= Records to process =
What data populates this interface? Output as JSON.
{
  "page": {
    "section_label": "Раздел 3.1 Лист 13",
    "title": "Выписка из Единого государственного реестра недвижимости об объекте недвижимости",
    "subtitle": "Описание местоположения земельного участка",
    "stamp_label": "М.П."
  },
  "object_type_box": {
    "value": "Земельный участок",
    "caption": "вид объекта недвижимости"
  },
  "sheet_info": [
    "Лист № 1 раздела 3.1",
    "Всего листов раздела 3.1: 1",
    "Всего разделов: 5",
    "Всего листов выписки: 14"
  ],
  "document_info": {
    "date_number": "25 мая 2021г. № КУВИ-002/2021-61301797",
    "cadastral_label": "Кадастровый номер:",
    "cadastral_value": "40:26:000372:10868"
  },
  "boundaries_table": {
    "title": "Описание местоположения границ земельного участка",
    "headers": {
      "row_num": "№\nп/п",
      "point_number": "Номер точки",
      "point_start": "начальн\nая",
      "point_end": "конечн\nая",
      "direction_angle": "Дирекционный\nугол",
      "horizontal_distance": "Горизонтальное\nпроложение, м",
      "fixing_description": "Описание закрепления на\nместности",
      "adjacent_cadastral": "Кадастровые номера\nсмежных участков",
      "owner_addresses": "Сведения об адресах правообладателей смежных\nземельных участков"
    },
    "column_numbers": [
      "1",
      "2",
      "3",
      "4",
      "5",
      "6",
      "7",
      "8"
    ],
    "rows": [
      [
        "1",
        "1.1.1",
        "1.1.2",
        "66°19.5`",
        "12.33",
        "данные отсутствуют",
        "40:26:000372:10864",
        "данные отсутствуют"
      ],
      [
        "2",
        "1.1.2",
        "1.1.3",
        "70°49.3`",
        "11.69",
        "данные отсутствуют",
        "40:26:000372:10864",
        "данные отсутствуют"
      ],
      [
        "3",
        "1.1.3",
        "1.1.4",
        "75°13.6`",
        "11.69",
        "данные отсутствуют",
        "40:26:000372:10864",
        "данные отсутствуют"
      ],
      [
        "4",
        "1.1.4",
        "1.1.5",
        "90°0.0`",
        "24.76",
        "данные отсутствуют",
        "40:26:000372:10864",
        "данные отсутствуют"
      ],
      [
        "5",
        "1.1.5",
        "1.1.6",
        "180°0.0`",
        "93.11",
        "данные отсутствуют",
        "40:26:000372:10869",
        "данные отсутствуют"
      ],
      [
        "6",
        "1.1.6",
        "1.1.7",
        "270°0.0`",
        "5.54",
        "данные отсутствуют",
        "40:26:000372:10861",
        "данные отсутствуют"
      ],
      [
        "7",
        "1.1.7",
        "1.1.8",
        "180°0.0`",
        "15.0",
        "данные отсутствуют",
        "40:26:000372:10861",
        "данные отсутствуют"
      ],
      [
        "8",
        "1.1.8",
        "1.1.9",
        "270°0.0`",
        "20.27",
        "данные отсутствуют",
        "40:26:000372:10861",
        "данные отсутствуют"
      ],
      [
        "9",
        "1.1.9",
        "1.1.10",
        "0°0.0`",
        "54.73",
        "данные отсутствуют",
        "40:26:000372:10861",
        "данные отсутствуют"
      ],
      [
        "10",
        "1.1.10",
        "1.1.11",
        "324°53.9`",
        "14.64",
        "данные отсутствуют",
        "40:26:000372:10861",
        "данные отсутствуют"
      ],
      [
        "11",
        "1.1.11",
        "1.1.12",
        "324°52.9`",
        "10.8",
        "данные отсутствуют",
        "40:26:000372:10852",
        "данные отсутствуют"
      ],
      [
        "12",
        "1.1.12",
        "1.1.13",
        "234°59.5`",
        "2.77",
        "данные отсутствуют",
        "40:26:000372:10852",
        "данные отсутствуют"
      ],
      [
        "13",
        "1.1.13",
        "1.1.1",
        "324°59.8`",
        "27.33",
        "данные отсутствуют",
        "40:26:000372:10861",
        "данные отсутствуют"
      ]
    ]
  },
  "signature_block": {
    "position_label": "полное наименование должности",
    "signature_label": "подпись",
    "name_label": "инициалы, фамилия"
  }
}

= Direction =
Count each line of the entries that holds the word "участка", then state the total and nothing more.

= Output for this exercise =
2